===== Data shown =====

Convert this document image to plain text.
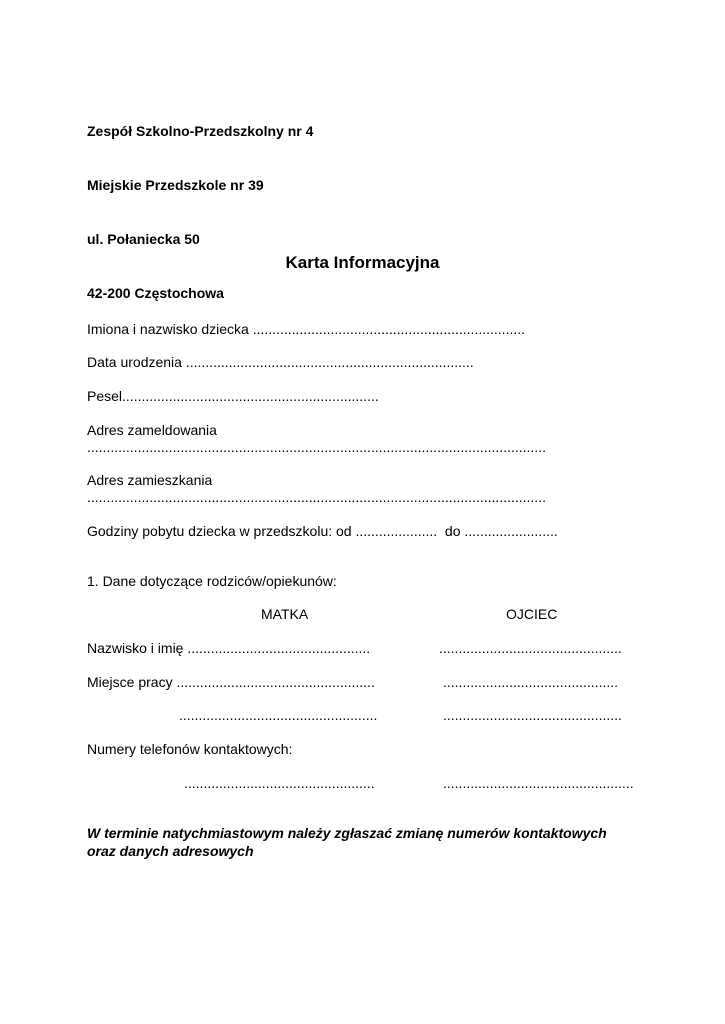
Zespół Szkolno-Przedszkolny nr 4

Miejskie Przedszkole nr 39

ul. Połaniecka 50

42-200 Częstochowa

Karta Informacyjna
Imiona i nazwisko dziecka ......................................................................
Data urodzenia ..........................................................................
Pesel..................................................................
Adres zameldowania
......................................................................................................................
Adres zamieszkania
......................................................................................................................
Godziny pobytu dziecka w przedszkolu: od .....................  do ........................
1. Dane dotyczące rodziców/opiekunów:
MATKA	OJCIEC
Nazwisko i imię ...............................................	...............................................
Miejsce pracy ...................................................	.............................................
...................................................	..............................................
Numery telefonów kontaktowych:
.................................................	.................................................
W terminie natychmiastowym należy zgłaszać zmianę numerów kontaktowych
oraz danych adresowych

=====

> [Directive]: Quote in full the listing given above; the images are to be left out.

> [Response to the task]:
Convert this document image to plain text.
Zespół Szkolno-Przedszkolny nr 4

Miejskie Przedszkole nr 39

ul. Połaniecka 50

42-200 Częstochowa

Karta Informacyjna
Imiona i nazwisko dziecka ......................................................................
Data urodzenia ..........................................................................
Pesel..................................................................
Adres zameldowania
......................................................................................................................
Adres zamieszkania
......................................................................................................................
Godziny pobytu dziecka w przedszkolu: od .....................  do ........................
1. Dane dotyczące rodziców/opiekunów:
MATKA	OJCIEC
Nazwisko i imię ...............................................	...............................................
Miejsce pracy ...................................................	.............................................
...................................................	..............................................
Numery telefonów kontaktowych:
.................................................	.................................................
W terminie natychmiastowym należy zgłaszać zmianę numerów kontaktowych
oraz danych adresowych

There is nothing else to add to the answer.